— What the exercise asks —
Every entry below should be transcribed exactly; pictures stay out of the copy.

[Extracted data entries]
--- BEGIN ---
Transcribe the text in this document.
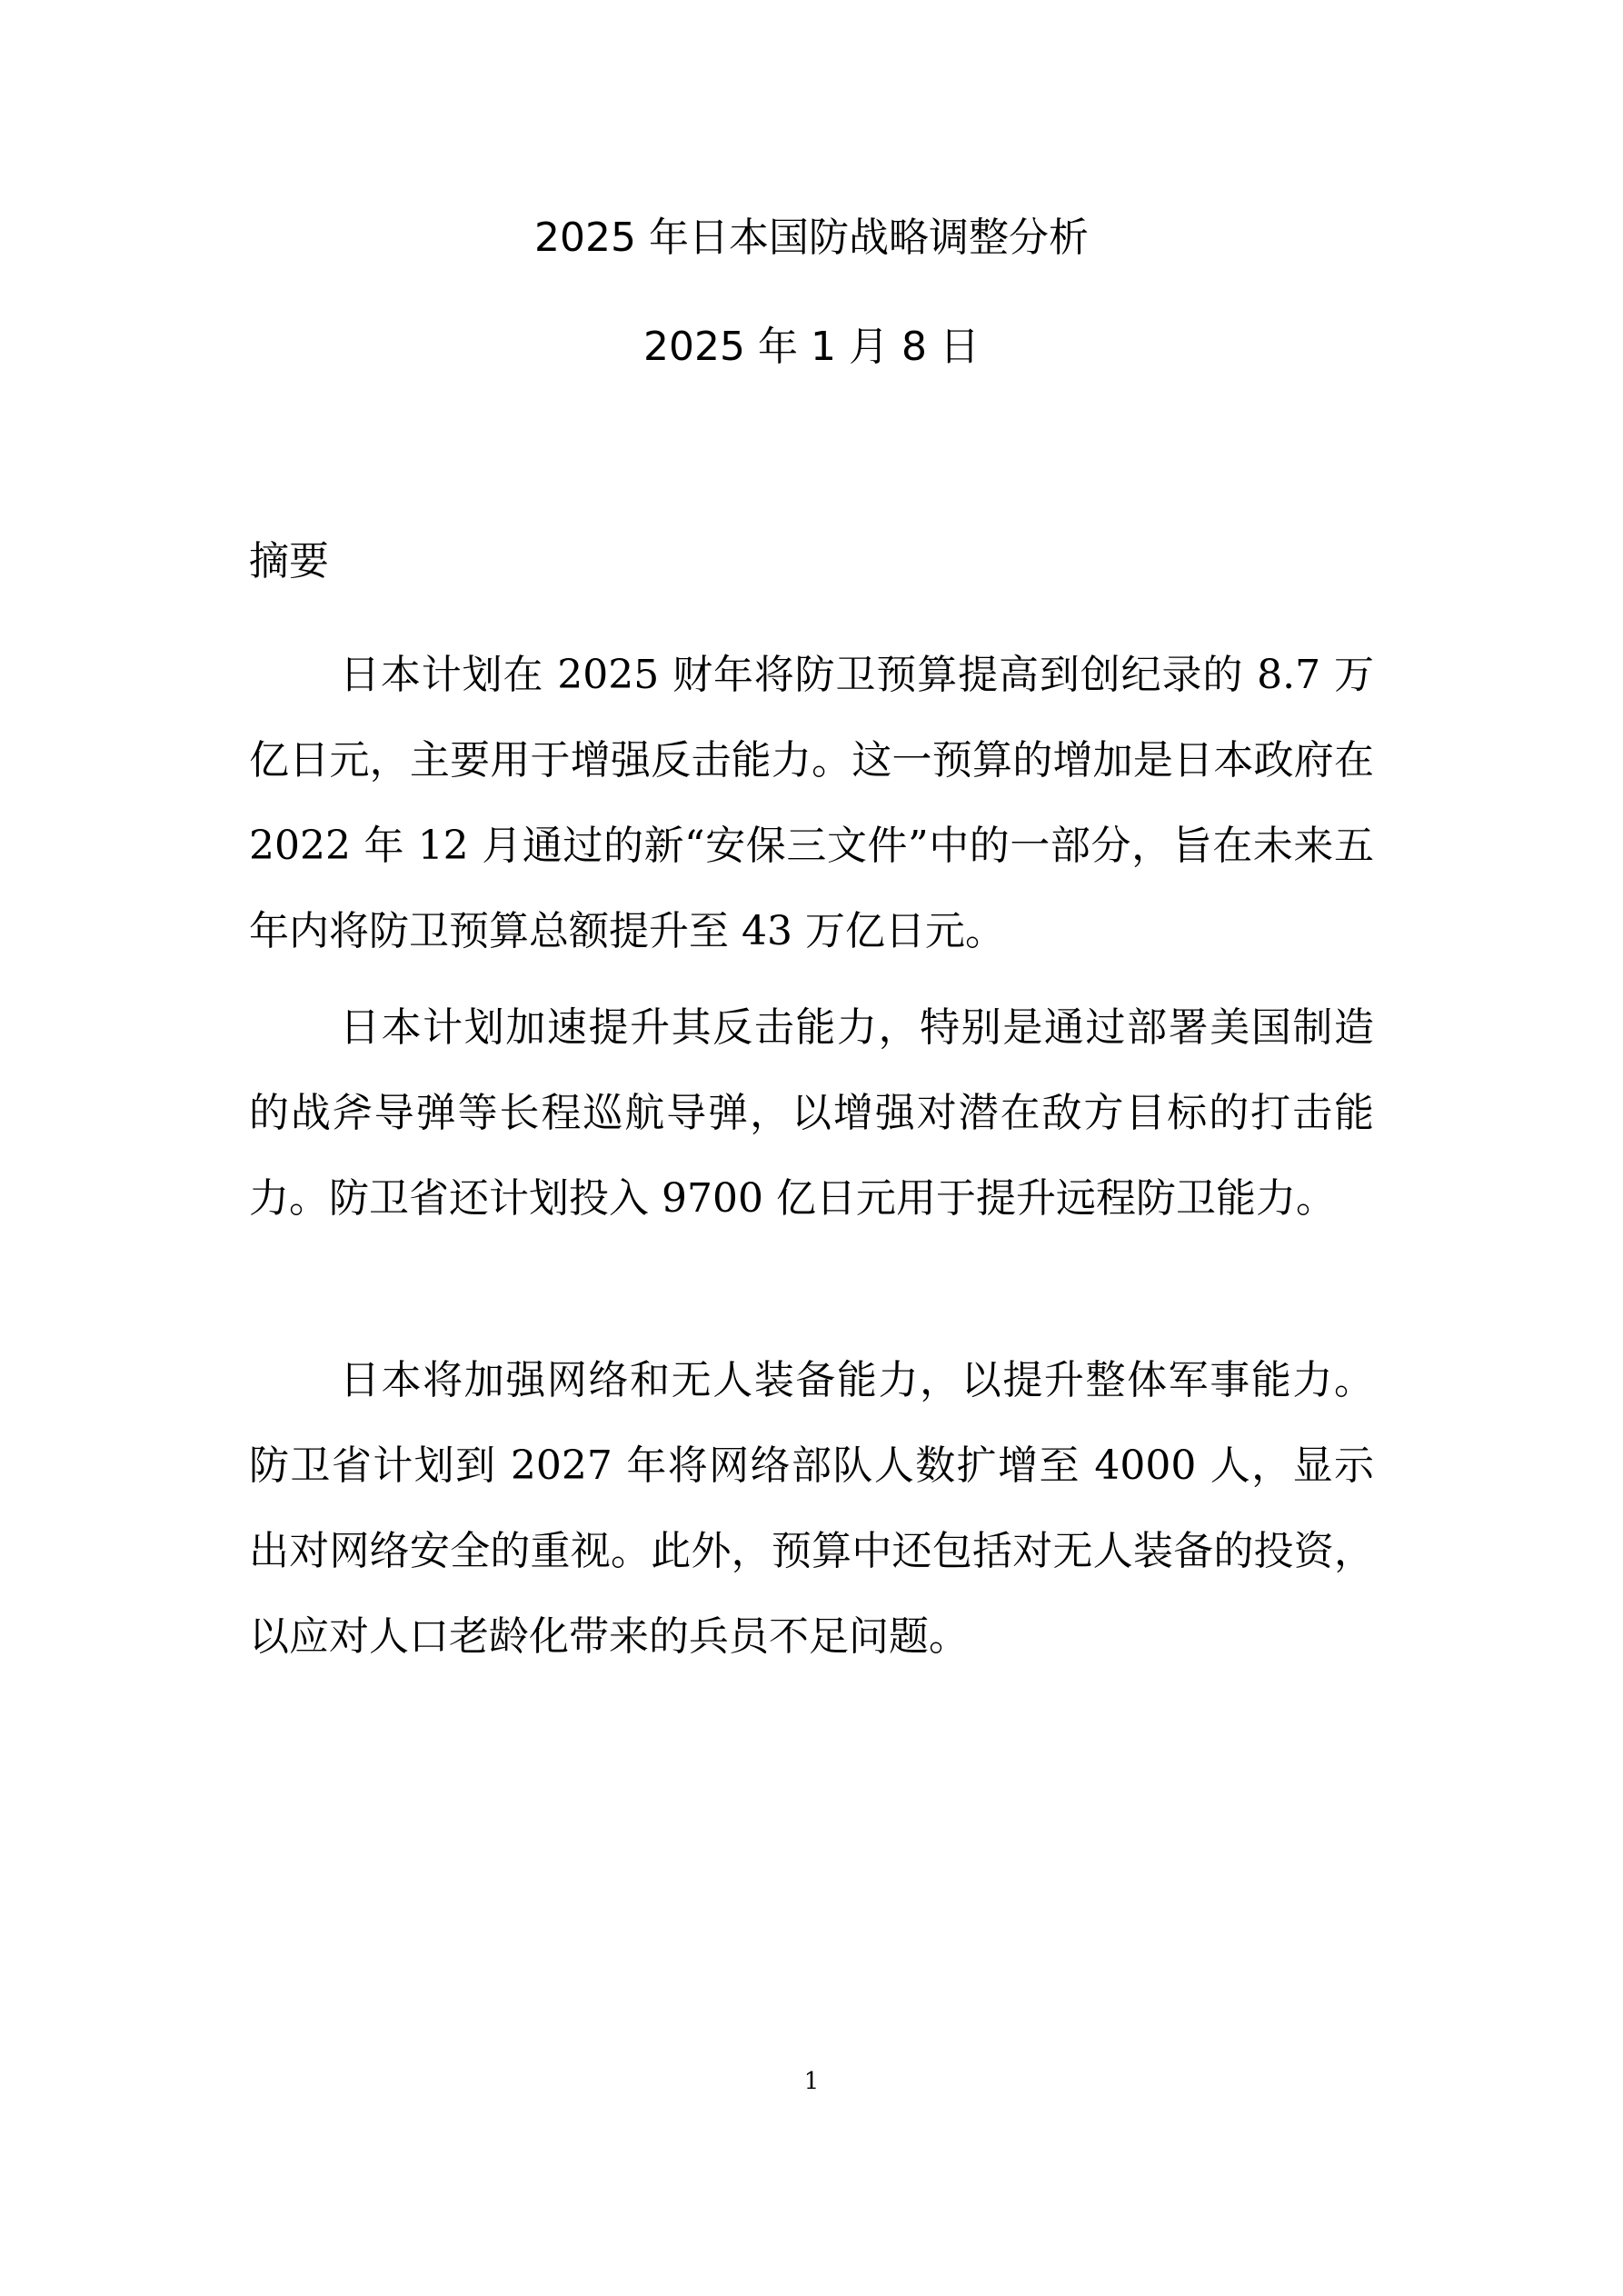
2025 年日本国防战略调整分析
2025 年 1 月 8 日
摘要

日本计划在 2025 财年将防卫预算提高到创纪录的 8.7 万亿日元，主要用于增强反击能力。这一预算的增加是日本政府在 2022 年 12 月通过的新“安保三文件”中的一部分，旨在未来五年内将防卫预算总额提升至 43 万亿日元。

日本计划加速提升其反击能力，特别是通过部署美国制造的战斧导弹等长程巡航导弹，以增强对潜在敌方目标的打击能力。防卫省还计划投入 9700 亿日元用于提升远程防卫能力。

日本将加强网络和无人装备能力，以提升整体军事能力。防卫省计划到 2027 年将网络部队人数扩增至 4000 人，显示出对网络安全的重视。此外，预算中还包括对无人装备的投资，以应对人口老龄化带来的兵员不足问题。

1
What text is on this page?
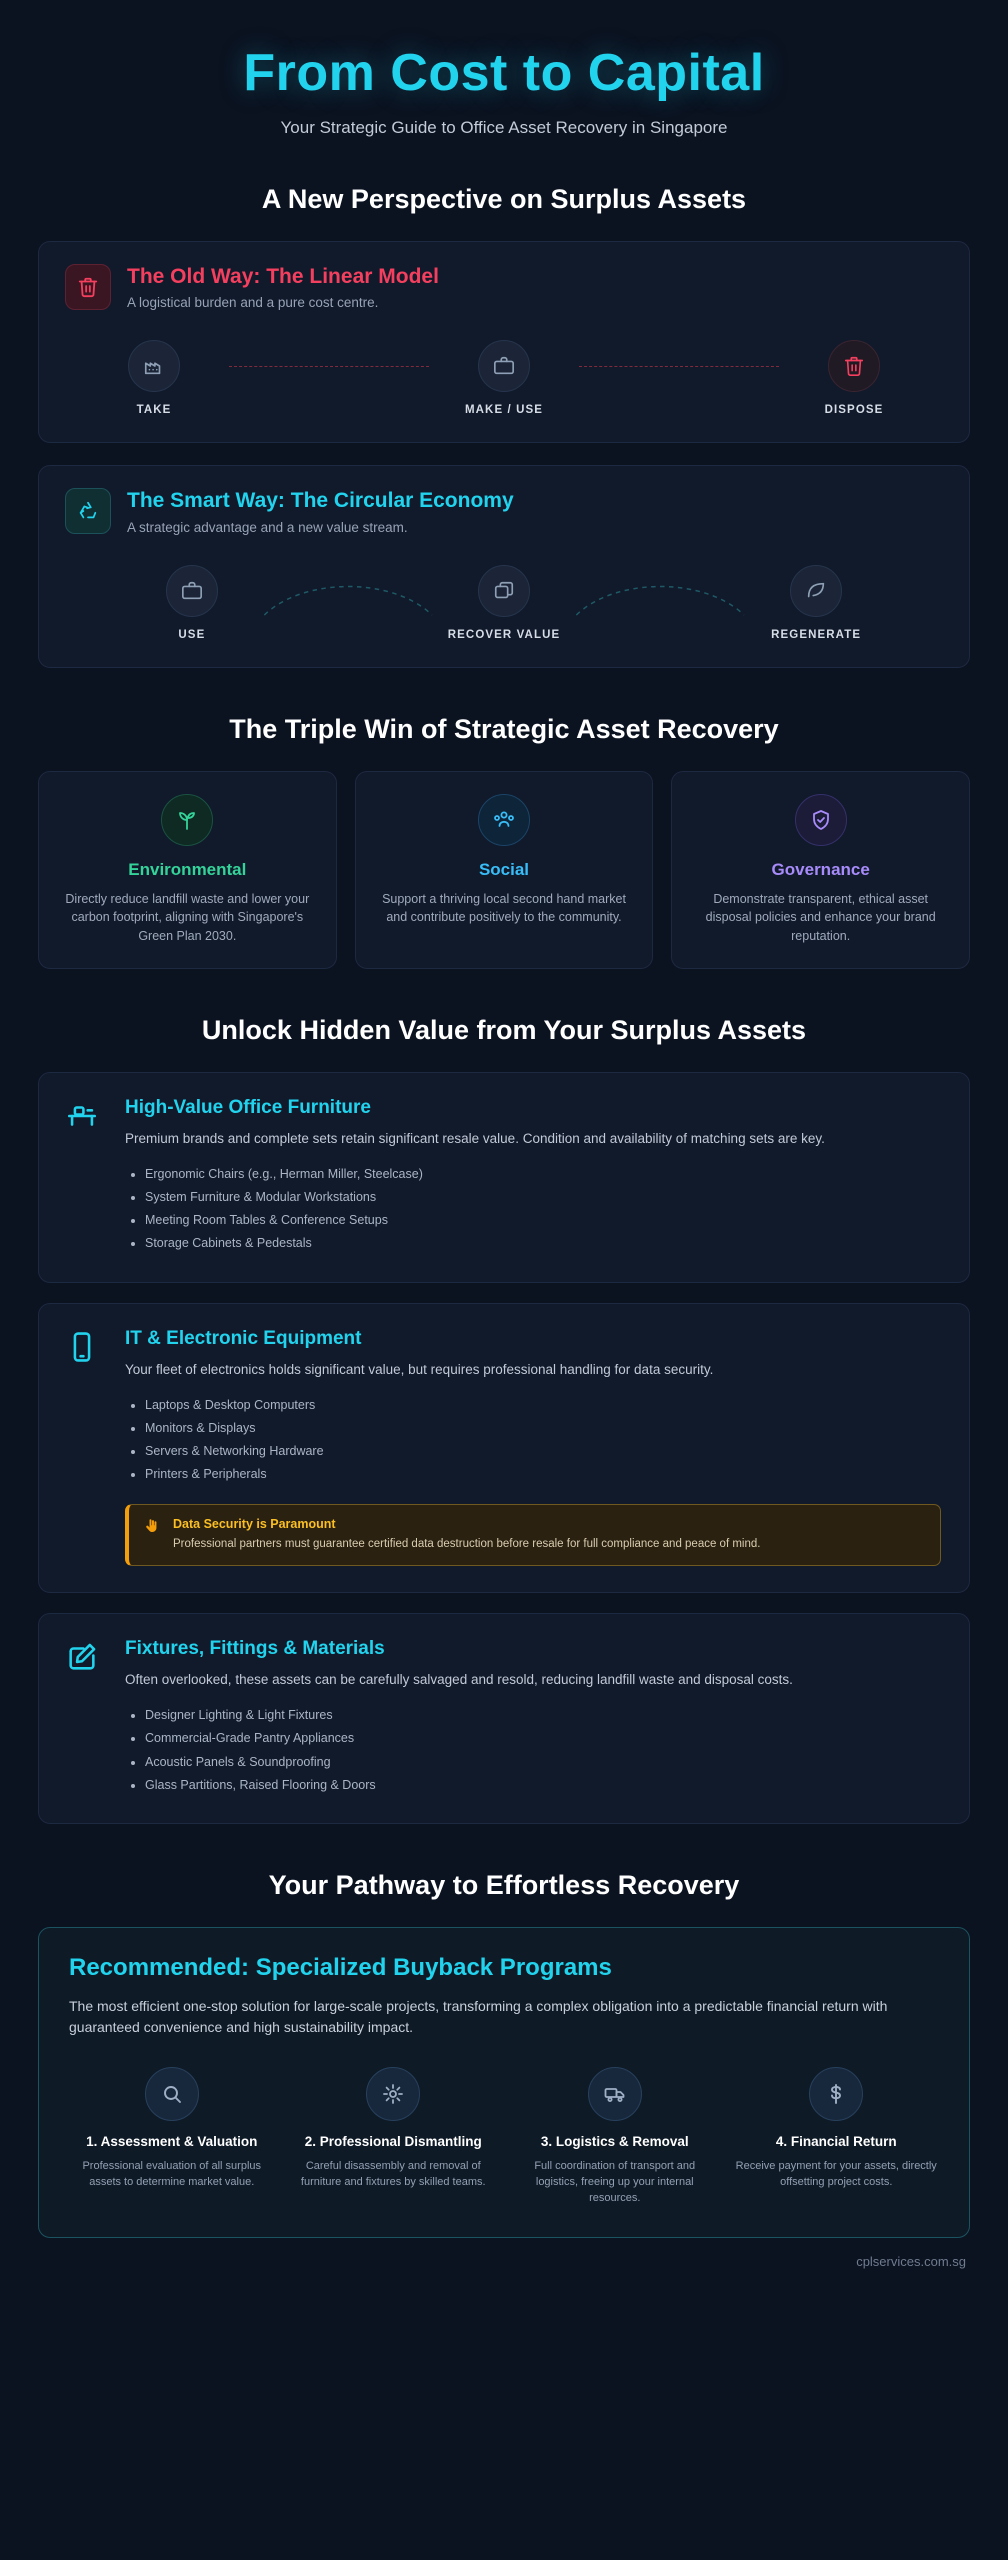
From Cost to Capital

Your Strategic Guide to Office Asset Recovery in Singapore

A New Perspective on Surplus Assets
The Old Way: The Linear Model
A logistical burden and a pure cost centre.
TAKE	MAKE / USE	DISPOSE
The Smart Way: The Circular Economy
A strategic advantage and a new value stream.
USE	RECOVER VALUE	REGENERATE
The Triple Win of Strategic Asset Recovery
Environmental

Directly reduce landfill waste and lower your carbon footprint, aligning with Singapore's Green Plan 2030.

Social

Support a thriving local second hand market and contribute positively to the community.

Governance

Demonstrate transparent, ethical asset disposal policies and enhance your brand reputation.

Unlock Hidden Value from Your Surplus Assets
High-Value Office Furniture
Premium brands and complete sets retain significant resale value. Condition and availability of matching sets are key.
• Ergonomic Chairs (e.g., Herman Miller, Steelcase)
• System Furniture & Modular Workstations
• Meeting Room Tables & Conference Setups
• Storage Cabinets & Pedestals
IT & Electronic Equipment
Your fleet of electronics holds significant value, but requires professional handling for data security.
• Laptops & Desktop Computers
• Monitors & Displays
• Servers & Networking Hardware
• Printers & Peripherals
Data Security is Paramount
Professional partners must guarantee certified data destruction before resale for full compliance and peace of mind.
Fixtures, Fittings & Materials
Often overlooked, these assets can be carefully salvaged and resold, reducing landfill waste and disposal costs.
• Designer Lighting & Light Fixtures
• Commercial-Grade Pantry Appliances
• Acoustic Panels & Soundproofing
• Glass Partitions, Raised Flooring & Doors
Your Pathway to Effortless Recovery
Recommended: Specialized Buyback Programs
The most efficient one-stop solution for large-scale projects, transforming a complex obligation into a predictable financial return with guaranteed convenience and high sustainability impact.
1. Assessment & Valuation
Professional evaluation of all surplus assets to determine market value.
2. Professional Dismantling
Careful disassembly and removal of furniture and fixtures by skilled teams.
3. Logistics & Removal
Full coordination of transport and logistics, freeing up your internal resources.
4. Financial Return
Receive payment for your assets, directly offsetting project costs.
cplservices.com.sg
--- END ---
— Result —
Transcribe the text in this document.
2025 年日本国防战略调整分析
2025 年 1 月 8 日
摘要

日本计划在 2025 财年将防卫预算提高到创纪录的 8.7 万亿日元，主要用于增强反击能力。这一预算的增加是日本政府在 2022 年 12 月通过的新“安保三文件”中的一部分，旨在未来五年内将防卫预算总额提升至 43 万亿日元。

日本计划加速提升其反击能力，特别是通过部署美国制造的战斧导弹等长程巡航导弹，以增强对潜在敌方目标的打击能力。防卫省还计划投入 9700 亿日元用于提升远程防卫能力。

日本将加强网络和无人装备能力，以提升整体军事能力。防卫省计划到 2027 年将网络部队人数扩增至 4000 人，显示出对网络安全的重视。此外，预算中还包括对无人装备的投资，以应对人口老龄化带来的兵员不足问题。

1
What text is on this page?
From Cost to Capital

Your Strategic Guide to Office Asset Recovery in Singapore

A New Perspective on Surplus Assets
The Old Way: The Linear Model
A logistical burden and a pure cost centre.
TAKE	MAKE / USE	DISPOSE
The Smart Way: The Circular Economy
A strategic advantage and a new value stream.
USE	RECOVER VALUE	REGENERATE
The Triple Win of Strategic Asset Recovery
Environmental

Directly reduce landfill waste and lower your carbon footprint, aligning with Singapore's Green Plan 2030.

Social

Support a thriving local second hand market and contribute positively to the community.

Governance

Demonstrate transparent, ethical asset disposal policies and enhance your brand reputation.

Unlock Hidden Value from Your Surplus Assets
High-Value Office Furniture
Premium brands and complete sets retain significant resale value. Condition and availability of matching sets are key.
• Ergonomic Chairs (e.g., Herman Miller, Steelcase)
• System Furniture & Modular Workstations
• Meeting Room Tables & Conference Setups
• Storage Cabinets & Pedestals
IT & Electronic Equipment
Your fleet of electronics holds significant value, but requires professional handling for data security.
• Laptops & Desktop Computers
• Monitors & Displays
• Servers & Networking Hardware
• Printers & Peripherals
Data Security is Paramount
Professional partners must guarantee certified data destruction before resale for full compliance and peace of mind.
Fixtures, Fittings & Materials
Often overlooked, these assets can be carefully salvaged and resold, reducing landfill waste and disposal costs.
• Designer Lighting & Light Fixtures
• Commercial-Grade Pantry Appliances
• Acoustic Panels & Soundproofing
• Glass Partitions, Raised Flooring & Doors
Your Pathway to Effortless Recovery
Recommended: Specialized Buyback Programs
The most efficient one-stop solution for large-scale projects, transforming a complex obligation into a predictable financial return with guaranteed convenience and high sustainability impact.
1. Assessment & Valuation
Professional evaluation of all surplus assets to determine market value.
2. Professional Dismantling
Careful disassembly and removal of furniture and fixtures by skilled teams.
3. Logistics & Removal
Full coordination of transport and logistics, freeing up your internal resources.
4. Financial Return
Receive payment for your assets, directly offsetting project costs.
cplservices.com.sg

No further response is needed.